*TASK BRIEF*
Repeat every line below exactly, word for word.

*LISTED RECORDS*
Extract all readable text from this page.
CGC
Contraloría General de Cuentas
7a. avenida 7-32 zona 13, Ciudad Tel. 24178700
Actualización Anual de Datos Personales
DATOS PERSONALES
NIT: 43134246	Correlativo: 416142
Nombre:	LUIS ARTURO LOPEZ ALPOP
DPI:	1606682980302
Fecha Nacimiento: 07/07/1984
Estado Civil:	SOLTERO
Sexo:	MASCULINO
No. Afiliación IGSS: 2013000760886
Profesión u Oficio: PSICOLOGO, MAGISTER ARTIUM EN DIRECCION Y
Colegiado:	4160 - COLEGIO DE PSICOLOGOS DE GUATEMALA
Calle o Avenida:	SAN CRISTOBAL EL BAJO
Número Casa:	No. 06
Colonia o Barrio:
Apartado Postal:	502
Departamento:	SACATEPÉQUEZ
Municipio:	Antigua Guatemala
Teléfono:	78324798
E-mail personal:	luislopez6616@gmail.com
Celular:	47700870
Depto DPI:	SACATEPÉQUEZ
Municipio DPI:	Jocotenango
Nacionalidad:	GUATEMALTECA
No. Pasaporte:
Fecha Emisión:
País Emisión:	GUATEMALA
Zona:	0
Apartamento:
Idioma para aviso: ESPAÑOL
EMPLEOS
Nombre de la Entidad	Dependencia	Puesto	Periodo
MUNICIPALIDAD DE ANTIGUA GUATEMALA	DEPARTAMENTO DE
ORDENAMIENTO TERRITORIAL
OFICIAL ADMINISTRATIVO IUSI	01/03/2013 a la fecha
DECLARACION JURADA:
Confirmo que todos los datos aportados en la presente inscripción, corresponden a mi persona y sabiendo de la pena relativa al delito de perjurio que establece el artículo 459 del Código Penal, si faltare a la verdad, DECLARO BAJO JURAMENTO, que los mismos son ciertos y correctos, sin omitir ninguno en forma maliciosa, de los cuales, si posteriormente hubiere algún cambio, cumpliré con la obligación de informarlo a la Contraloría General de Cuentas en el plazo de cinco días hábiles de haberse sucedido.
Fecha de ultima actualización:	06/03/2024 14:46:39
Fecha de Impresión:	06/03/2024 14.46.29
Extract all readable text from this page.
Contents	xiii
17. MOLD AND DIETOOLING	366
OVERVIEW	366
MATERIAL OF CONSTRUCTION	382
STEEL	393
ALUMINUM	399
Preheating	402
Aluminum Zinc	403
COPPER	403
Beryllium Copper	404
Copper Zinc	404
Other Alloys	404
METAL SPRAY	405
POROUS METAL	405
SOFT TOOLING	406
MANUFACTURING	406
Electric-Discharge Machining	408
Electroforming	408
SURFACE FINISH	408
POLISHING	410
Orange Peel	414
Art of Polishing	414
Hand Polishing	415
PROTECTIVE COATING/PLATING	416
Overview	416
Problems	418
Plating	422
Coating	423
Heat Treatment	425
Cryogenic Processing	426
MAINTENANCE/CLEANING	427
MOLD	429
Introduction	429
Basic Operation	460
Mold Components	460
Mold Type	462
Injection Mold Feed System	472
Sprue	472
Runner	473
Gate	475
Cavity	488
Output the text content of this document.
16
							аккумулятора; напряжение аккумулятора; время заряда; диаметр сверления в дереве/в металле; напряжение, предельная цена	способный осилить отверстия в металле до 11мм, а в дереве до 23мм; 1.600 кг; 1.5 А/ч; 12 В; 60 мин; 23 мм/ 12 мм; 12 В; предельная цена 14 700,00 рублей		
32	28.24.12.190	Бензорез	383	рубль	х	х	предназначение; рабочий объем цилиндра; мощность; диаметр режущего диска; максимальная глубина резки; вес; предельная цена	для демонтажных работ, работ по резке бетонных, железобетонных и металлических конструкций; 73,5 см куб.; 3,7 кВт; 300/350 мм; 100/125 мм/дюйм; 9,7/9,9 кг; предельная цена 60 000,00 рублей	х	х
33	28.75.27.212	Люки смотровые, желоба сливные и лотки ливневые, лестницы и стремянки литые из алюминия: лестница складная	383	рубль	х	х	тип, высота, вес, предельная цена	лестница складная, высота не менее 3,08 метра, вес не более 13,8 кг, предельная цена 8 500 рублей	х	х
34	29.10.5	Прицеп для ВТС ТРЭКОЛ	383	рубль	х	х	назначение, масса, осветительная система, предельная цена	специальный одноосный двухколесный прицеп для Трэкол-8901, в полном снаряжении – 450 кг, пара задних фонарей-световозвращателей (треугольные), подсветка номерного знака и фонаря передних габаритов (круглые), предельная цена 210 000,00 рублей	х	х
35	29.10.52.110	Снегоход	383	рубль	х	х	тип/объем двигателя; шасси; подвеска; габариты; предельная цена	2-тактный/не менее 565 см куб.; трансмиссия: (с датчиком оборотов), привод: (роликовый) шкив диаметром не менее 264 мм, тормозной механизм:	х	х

*SOLUTION TO THE EXERCISE*
Extract all readable text from this page.
CGC
Contraloría General de Cuentas
7a. avenida 7-32 zona 13, Ciudad Tel. 24178700
Actualización Anual de Datos Personales
DATOS PERSONALES
NIT: 43134246	Correlativo: 416142
Nombre:	LUIS ARTURO LOPEZ ALPOP
DPI:	1606682980302
Fecha Nacimiento: 07/07/1984
Estado Civil:	SOLTERO
Sexo:	MASCULINO
No. Afiliación IGSS: 2013000760886
Profesión u Oficio: PSICOLOGO, MAGISTER ARTIUM EN DIRECCION Y
Colegiado:	4160 - COLEGIO DE PSICOLOGOS DE GUATEMALA
Calle o Avenida:	SAN CRISTOBAL EL BAJO
Número Casa:	No. 06
Colonia o Barrio:
Apartado Postal:	502
Departamento:	SACATEPÉQUEZ
Municipio:	Antigua Guatemala
Teléfono:	78324798
E-mail personal:	luislopez6616@gmail.com
Celular:	47700870
Depto DPI:	SACATEPÉQUEZ
Municipio DPI:	Jocotenango
Nacionalidad:	GUATEMALTECA
No. Pasaporte:
Fecha Emisión:
País Emisión:	GUATEMALA
Zona:	0
Apartamento:
Idioma para aviso: ESPAÑOL
EMPLEOS
Nombre de la Entidad	Dependencia	Puesto	Periodo
MUNICIPALIDAD DE ANTIGUA GUATEMALA	DEPARTAMENTO DE
ORDENAMIENTO TERRITORIAL
OFICIAL ADMINISTRATIVO IUSI	01/03/2013 a la fecha
DECLARACION JURADA:
Confirmo que todos los datos aportados en la presente inscripción, corresponden a mi persona y sabiendo de la pena relativa al delito de perjurio que establece el artículo 459 del Código Penal, si faltare a la verdad, DECLARO BAJO JURAMENTO, que los mismos son ciertos y correctos, sin omitir ninguno en forma maliciosa, de los cuales, si posteriormente hubiere algún cambio, cumpliré con la obligación de informarlo a la Contraloría General de Cuentas en el plazo de cinco días hábiles de haberse sucedido.
Fecha de ultima actualización:	06/03/2024 14:46:39
Fecha de Impresión:	06/03/2024 14.46.29
Extract all readable text from this page.
Contents	xiii
17. MOLD AND DIETOOLING	366
OVERVIEW	366
MATERIAL OF CONSTRUCTION	382
STEEL	393
ALUMINUM	399
Preheating	402
Aluminum Zinc	403
COPPER	403
Beryllium Copper	404
Copper Zinc	404
Other Alloys	404
METAL SPRAY	405
POROUS METAL	405
SOFT TOOLING	406
MANUFACTURING	406
Electric-Discharge Machining	408
Electroforming	408
SURFACE FINISH	408
POLISHING	410
Orange Peel	414
Art of Polishing	414
Hand Polishing	415
PROTECTIVE COATING/PLATING	416
Overview	416
Problems	418
Plating	422
Coating	423
Heat Treatment	425
Cryogenic Processing	426
MAINTENANCE/CLEANING	427
MOLD	429
Introduction	429
Basic Operation	460
Mold Components	460
Mold Type	462
Injection Mold Feed System	472
Sprue	472
Runner	473
Gate	475
Cavity	488
Output the text content of this document.
16
							аккумулятора; напряжение аккумулятора; время заряда; диаметр сверления в дереве/в металле; напряжение, предельная цена	способный осилить отверстия в металле до 11мм, а в дереве до 23мм; 1.600 кг; 1.5 А/ч; 12 В; 60 мин; 23 мм/ 12 мм; 12 В; предельная цена 14 700,00 рублей		
32	28.24.12.190	Бензорез	383	рубль	х	х	предназначение; рабочий объем цилиндра; мощность; диаметр режущего диска; максимальная глубина резки; вес; предельная цена	для демонтажных работ, работ по резке бетонных, железобетонных и металлических конструкций; 73,5 см куб.; 3,7 кВт; 300/350 мм; 100/125 мм/дюйм; 9,7/9,9 кг; предельная цена 60 000,00 рублей	х	х
33	28.75.27.212	Люки смотровые, желоба сливные и лотки ливневые, лестницы и стремянки литые из алюминия: лестница складная	383	рубль	х	х	тип, высота, вес, предельная цена	лестница складная, высота не менее 3,08 метра, вес не более 13,8 кг, предельная цена 8 500 рублей	х	х
34	29.10.5	Прицеп для ВТС ТРЭКОЛ	383	рубль	х	х	назначение, масса, осветительная система, предельная цена	специальный одноосный двухколесный прицеп для Трэкол-8901, в полном снаряжении – 450 кг, пара задних фонарей-световозвращателей (треугольные), подсветка номерного знака и фонаря передних габаритов (круглые), предельная цена 210 000,00 рублей	х	х
35	29.10.52.110	Снегоход	383	рубль	х	х	тип/объем двигателя; шасси; подвеска; габариты; предельная цена	2-тактный/не менее 565 см куб.; трансмиссия: (с датчиком оборотов), привод: (роликовый) шкив диаметром не менее 264 мм, тормозной механизм:	х	х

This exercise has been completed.